Material provided
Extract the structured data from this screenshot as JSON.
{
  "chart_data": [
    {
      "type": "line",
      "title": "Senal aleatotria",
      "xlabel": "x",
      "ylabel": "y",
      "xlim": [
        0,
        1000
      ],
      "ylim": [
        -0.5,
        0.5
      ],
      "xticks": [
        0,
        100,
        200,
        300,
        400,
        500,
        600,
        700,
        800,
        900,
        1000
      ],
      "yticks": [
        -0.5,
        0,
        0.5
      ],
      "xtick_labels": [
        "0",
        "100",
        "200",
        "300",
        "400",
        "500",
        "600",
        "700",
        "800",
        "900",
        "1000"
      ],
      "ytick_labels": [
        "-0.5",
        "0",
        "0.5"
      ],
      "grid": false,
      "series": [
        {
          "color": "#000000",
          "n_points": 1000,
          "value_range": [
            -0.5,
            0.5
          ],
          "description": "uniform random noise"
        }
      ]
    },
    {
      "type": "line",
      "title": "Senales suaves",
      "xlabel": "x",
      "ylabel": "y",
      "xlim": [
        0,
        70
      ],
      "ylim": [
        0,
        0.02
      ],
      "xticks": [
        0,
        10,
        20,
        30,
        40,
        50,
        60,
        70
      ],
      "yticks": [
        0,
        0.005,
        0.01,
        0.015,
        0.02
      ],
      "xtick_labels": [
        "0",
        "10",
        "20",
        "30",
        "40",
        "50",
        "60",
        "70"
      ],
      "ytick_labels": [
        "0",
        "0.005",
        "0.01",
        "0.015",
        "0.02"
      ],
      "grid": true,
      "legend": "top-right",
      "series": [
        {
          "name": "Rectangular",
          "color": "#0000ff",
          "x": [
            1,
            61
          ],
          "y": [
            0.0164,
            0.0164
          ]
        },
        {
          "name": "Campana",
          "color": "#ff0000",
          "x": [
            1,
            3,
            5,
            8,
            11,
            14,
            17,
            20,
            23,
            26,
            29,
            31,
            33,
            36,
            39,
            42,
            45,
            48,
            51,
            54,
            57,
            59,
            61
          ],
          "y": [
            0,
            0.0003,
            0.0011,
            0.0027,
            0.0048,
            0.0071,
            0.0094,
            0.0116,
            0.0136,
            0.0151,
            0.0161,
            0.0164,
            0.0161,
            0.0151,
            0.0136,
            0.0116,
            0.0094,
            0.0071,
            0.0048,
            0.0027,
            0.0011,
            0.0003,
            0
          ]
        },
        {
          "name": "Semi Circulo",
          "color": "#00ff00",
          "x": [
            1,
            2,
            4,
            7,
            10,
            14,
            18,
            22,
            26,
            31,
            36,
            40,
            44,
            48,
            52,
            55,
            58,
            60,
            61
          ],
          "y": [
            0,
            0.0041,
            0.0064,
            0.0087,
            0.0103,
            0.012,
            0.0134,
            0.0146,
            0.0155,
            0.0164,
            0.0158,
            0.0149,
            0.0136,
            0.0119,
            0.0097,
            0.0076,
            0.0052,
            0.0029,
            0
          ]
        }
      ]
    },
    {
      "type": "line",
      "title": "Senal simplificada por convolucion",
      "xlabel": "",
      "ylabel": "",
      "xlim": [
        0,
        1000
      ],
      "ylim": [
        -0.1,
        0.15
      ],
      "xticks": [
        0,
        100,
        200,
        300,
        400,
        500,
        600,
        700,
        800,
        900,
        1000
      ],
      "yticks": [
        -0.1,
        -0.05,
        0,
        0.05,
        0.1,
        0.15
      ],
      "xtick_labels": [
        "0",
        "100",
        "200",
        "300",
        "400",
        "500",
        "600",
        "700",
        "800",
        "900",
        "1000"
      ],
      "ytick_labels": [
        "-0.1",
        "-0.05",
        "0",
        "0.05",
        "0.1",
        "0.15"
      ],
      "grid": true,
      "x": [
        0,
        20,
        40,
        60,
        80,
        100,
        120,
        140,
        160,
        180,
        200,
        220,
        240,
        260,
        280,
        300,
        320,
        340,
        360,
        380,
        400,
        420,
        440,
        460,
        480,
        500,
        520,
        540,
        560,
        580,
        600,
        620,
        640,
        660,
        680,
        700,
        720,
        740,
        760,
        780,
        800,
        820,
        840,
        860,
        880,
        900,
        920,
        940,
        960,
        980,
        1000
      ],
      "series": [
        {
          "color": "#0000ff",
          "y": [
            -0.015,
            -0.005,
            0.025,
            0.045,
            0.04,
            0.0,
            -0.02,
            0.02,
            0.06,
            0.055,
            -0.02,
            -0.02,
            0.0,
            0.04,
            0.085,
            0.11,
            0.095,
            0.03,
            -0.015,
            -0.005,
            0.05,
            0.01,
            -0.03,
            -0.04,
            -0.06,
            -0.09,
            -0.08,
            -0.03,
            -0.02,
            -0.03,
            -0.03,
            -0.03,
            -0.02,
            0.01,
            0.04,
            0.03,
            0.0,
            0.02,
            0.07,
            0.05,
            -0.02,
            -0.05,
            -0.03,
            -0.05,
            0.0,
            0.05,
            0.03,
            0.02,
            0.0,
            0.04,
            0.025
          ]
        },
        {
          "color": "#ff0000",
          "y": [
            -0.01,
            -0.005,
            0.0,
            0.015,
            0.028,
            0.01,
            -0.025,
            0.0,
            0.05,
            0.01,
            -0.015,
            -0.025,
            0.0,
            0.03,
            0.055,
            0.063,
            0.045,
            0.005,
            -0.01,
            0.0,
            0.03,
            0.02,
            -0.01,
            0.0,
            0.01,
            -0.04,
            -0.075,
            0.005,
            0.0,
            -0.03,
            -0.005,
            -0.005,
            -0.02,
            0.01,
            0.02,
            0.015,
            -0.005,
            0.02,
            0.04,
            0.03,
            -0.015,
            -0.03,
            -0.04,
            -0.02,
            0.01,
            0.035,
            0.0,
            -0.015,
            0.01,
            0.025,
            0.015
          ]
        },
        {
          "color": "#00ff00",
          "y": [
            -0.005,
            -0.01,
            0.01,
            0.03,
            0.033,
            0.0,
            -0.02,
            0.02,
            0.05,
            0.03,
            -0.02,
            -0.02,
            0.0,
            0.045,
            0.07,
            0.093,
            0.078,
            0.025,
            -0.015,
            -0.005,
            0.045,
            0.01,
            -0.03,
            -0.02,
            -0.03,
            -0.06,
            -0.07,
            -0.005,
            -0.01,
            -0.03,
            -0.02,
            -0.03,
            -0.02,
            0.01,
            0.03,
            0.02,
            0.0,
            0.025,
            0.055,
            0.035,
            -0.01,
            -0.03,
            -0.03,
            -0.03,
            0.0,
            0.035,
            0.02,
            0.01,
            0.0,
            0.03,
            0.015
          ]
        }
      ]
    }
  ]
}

Work instructions
Print the records above in full, exactly.

Output below
Extract the structured data from this screenshot as JSON.
{
  "chart_data": [
    {
      "type": "line",
      "title": "Senal aleatotria",
      "xlabel": "x",
      "ylabel": "y",
      "xlim": [
        0,
        1000
      ],
      "ylim": [
        -0.5,
        0.5
      ],
      "xticks": [
        0,
        100,
        200,
        300,
        400,
        500,
        600,
        700,
        800,
        900,
        1000
      ],
      "yticks": [
        -0.5,
        0,
        0.5
      ],
      "xtick_labels": [
        "0",
        "100",
        "200",
        "300",
        "400",
        "500",
        "600",
        "700",
        "800",
        "900",
        "1000"
      ],
      "ytick_labels": [
        "-0.5",
        "0",
        "0.5"
      ],
      "grid": false,
      "series": [
        {
          "color": "#000000",
          "n_points": 1000,
          "value_range": [
            -0.5,
            0.5
          ],
          "description": "uniform random noise"
        }
      ]
    },
    {
      "type": "line",
      "title": "Senales suaves",
      "xlabel": "x",
      "ylabel": "y",
      "xlim": [
        0,
        70
      ],
      "ylim": [
        0,
        0.02
      ],
      "xticks": [
        0,
        10,
        20,
        30,
        40,
        50,
        60,
        70
      ],
      "yticks": [
        0,
        0.005,
        0.01,
        0.015,
        0.02
      ],
      "xtick_labels": [
        "0",
        "10",
        "20",
        "30",
        "40",
        "50",
        "60",
        "70"
      ],
      "ytick_labels": [
        "0",
        "0.005",
        "0.01",
        "0.015",
        "0.02"
      ],
      "grid": true,
      "legend": "top-right",
      "series": [
        {
          "name": "Rectangular",
          "color": "#0000ff",
          "x": [
            1,
            61
          ],
          "y": [
            0.0164,
            0.0164
          ]
        },
        {
          "name": "Campana",
          "color": "#ff0000",
          "x": [
            1,
            3,
            5,
            8,
            11,
            14,
            17,
            20,
            23,
            26,
            29,
            31,
            33,
            36,
            39,
            42,
            45,
            48,
            51,
            54,
            57,
            59,
            61
          ],
          "y": [
            0,
            0.0003,
            0.0011,
            0.0027,
            0.0048,
            0.0071,
            0.0094,
            0.0116,
            0.0136,
            0.0151,
            0.0161,
            0.0164,
            0.0161,
            0.0151,
            0.0136,
            0.0116,
            0.0094,
            0.0071,
            0.0048,
            0.0027,
            0.0011,
            0.0003,
            0
          ]
        },
        {
          "name": "Semi Circulo",
          "color": "#00ff00",
          "x": [
            1,
            2,
            4,
            7,
            10,
            14,
            18,
            22,
            26,
            31,
            36,
            40,
            44,
            48,
            52,
            55,
            58,
            60,
            61
          ],
          "y": [
            0,
            0.0041,
            0.0064,
            0.0087,
            0.0103,
            0.012,
            0.0134,
            0.0146,
            0.0155,
            0.0164,
            0.0158,
            0.0149,
            0.0136,
            0.0119,
            0.0097,
            0.0076,
            0.0052,
            0.0029,
            0
          ]
        }
      ]
    },
    {
      "type": "line",
      "title": "Senal simplificada por convolucion",
      "xlabel": "",
      "ylabel": "",
      "xlim": [
        0,
        1000
      ],
      "ylim": [
        -0.1,
        0.15
      ],
      "xticks": [
        0,
        100,
        200,
        300,
        400,
        500,
        600,
        700,
        800,
        900,
        1000
      ],
      "yticks": [
        -0.1,
        -0.05,
        0,
        0.05,
        0.1,
        0.15
      ],
      "xtick_labels": [
        "0",
        "100",
        "200",
        "300",
        "400",
        "500",
        "600",
        "700",
        "800",
        "900",
        "1000"
      ],
      "ytick_labels": [
        "-0.1",
        "-0.05",
        "0",
        "0.05",
        "0.1",
        "0.15"
      ],
      "grid": true,
      "x": [
        0,
        20,
        40,
        60,
        80,
        100,
        120,
        140,
        160,
        180,
        200,
        220,
        240,
        260,
        280,
        300,
        320,
        340,
        360,
        380,
        400,
        420,
        440,
        460,
        480,
        500,
        520,
        540,
        560,
        580,
        600,
        620,
        640,
        660,
        680,
        700,
        720,
        740,
        760,
        780,
        800,
        820,
        840,
        860,
        880,
        900,
        920,
        940,
        960,
        980,
        1000
      ],
      "series": [
        {
          "color": "#0000ff",
          "y": [
            -0.015,
            -0.005,
            0.025,
            0.045,
            0.04,
            0.0,
            -0.02,
            0.02,
            0.06,
            0.055,
            -0.02,
            -0.02,
            0.0,
            0.04,
            0.085,
            0.11,
            0.095,
            0.03,
            -0.015,
            -0.005,
            0.05,
            0.01,
            -0.03,
            -0.04,
            -0.06,
            -0.09,
            -0.08,
            -0.03,
            -0.02,
            -0.03,
            -0.03,
            -0.03,
            -0.02,
            0.01,
            0.04,
            0.03,
            0.0,
            0.02,
            0.07,
            0.05,
            -0.02,
            -0.05,
            -0.03,
            -0.05,
            0.0,
            0.05,
            0.03,
            0.02,
            0.0,
            0.04,
            0.025
          ]
        },
        {
          "color": "#ff0000",
          "y": [
            -0.01,
            -0.005,
            0.0,
            0.015,
            0.028,
            0.01,
            -0.025,
            0.0,
            0.05,
            0.01,
            -0.015,
            -0.025,
            0.0,
            0.03,
            0.055,
            0.063,
            0.045,
            0.005,
            -0.01,
            0.0,
            0.03,
            0.02,
            -0.01,
            0.0,
            0.01,
            -0.04,
            -0.075,
            0.005,
            0.0,
            -0.03,
            -0.005,
            -0.005,
            -0.02,
            0.01,
            0.02,
            0.015,
            -0.005,
            0.02,
            0.04,
            0.03,
            -0.015,
            -0.03,
            -0.04,
            -0.02,
            0.01,
            0.035,
            0.0,
            -0.015,
            0.01,
            0.025,
            0.015
          ]
        },
        {
          "color": "#00ff00",
          "y": [
            -0.005,
            -0.01,
            0.01,
            0.03,
            0.033,
            0.0,
            -0.02,
            0.02,
            0.05,
            0.03,
            -0.02,
            -0.02,
            0.0,
            0.045,
            0.07,
            0.093,
            0.078,
            0.025,
            -0.015,
            -0.005,
            0.045,
            0.01,
            -0.03,
            -0.02,
            -0.03,
            -0.06,
            -0.07,
            -0.005,
            -0.01,
            -0.03,
            -0.02,
            -0.03,
            -0.02,
            0.01,
            0.03,
            0.02,
            0.0,
            0.025,
            0.055,
            0.035,
            -0.01,
            -0.03,
            -0.03,
            -0.03,
            0.0,
            0.035,
            0.02,
            0.01,
            0.0,
            0.03,
            0.015
          ]
        }
      ]
    }
  ]
}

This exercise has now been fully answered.